**DIRECTIONS FOR THIS TASK**
Show every line in the records below that contains the word "title".
+++++
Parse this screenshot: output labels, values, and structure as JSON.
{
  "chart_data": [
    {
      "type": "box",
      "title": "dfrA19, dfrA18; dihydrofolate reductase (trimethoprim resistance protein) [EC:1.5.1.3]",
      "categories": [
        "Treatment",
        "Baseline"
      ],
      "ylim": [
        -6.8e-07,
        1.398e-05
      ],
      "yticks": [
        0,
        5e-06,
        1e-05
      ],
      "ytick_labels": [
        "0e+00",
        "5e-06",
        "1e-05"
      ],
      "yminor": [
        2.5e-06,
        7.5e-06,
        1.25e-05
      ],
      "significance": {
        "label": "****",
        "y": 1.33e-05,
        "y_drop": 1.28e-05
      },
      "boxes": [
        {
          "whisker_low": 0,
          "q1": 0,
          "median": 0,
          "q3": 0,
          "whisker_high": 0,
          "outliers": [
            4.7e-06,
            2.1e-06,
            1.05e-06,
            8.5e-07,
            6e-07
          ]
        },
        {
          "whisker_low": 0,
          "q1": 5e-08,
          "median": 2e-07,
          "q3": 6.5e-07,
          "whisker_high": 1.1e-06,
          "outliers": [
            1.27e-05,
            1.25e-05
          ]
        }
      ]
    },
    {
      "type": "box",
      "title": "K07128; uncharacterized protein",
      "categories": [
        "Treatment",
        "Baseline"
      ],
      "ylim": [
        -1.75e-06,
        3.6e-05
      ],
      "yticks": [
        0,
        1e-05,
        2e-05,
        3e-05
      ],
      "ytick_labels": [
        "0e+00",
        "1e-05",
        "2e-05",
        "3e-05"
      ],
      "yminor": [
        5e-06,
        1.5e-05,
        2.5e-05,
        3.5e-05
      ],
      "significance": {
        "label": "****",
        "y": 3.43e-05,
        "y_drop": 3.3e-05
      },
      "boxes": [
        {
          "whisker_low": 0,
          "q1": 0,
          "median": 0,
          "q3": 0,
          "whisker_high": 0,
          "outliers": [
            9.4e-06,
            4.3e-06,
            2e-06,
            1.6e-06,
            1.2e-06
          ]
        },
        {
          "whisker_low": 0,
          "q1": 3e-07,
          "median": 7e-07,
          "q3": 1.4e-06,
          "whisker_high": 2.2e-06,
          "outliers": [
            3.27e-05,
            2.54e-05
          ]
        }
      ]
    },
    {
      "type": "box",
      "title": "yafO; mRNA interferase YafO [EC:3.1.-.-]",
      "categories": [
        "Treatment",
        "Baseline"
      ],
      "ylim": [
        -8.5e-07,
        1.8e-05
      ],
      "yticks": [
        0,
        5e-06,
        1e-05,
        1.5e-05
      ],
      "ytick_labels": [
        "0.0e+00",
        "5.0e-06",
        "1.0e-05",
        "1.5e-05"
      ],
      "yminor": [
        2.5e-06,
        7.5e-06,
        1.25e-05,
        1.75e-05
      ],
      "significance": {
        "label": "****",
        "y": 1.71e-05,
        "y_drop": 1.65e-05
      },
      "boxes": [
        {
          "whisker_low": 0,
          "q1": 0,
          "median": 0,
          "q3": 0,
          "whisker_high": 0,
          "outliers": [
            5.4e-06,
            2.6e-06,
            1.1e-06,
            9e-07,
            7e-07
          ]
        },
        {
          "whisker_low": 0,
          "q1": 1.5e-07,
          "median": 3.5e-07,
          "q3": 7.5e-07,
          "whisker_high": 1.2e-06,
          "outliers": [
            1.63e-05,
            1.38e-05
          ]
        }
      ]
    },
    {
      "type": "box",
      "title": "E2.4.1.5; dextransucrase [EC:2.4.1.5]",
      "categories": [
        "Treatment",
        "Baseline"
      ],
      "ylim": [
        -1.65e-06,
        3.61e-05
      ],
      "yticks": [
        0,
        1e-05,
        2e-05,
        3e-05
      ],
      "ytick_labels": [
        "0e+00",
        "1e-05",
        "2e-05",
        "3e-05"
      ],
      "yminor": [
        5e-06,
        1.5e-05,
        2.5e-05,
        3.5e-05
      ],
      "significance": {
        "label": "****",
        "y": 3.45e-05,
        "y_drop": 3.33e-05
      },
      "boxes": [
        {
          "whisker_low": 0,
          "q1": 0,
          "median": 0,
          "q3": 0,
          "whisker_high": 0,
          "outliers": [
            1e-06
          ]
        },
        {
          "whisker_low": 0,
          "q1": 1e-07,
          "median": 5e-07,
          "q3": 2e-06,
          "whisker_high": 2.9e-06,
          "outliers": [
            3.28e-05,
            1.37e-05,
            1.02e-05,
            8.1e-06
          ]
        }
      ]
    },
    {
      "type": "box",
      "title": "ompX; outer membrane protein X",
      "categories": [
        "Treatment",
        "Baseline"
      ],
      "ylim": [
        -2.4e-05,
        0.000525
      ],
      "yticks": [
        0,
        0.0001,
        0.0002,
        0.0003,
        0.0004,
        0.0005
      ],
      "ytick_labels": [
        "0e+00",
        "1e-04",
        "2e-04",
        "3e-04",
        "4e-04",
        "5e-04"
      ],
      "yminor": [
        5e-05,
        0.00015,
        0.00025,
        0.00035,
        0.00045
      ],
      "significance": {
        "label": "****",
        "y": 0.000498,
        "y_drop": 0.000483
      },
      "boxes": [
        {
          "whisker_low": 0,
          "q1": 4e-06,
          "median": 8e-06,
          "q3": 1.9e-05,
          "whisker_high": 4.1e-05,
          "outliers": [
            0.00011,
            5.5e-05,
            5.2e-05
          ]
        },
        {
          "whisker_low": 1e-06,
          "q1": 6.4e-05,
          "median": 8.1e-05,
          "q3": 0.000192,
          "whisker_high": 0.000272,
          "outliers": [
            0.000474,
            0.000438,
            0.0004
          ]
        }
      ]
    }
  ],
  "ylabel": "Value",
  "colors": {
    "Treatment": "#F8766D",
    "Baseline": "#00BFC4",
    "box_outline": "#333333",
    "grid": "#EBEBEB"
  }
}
+++++
**COMPLETED TASK**
      "title": "dfrA19, dfrA18; dihydrofolate reductase (trimethoprim resistance protein) [EC:1.5.1.3]",
      "title": "K07128; uncharacterized protein",
      "title": "yafO; mRNA interferase YafO [EC:3.1.-.-]",
      "title": "E2.4.1.5; dextransucrase [EC:2.4.1.5]",
      "title": "ompX; outer membrane protein X",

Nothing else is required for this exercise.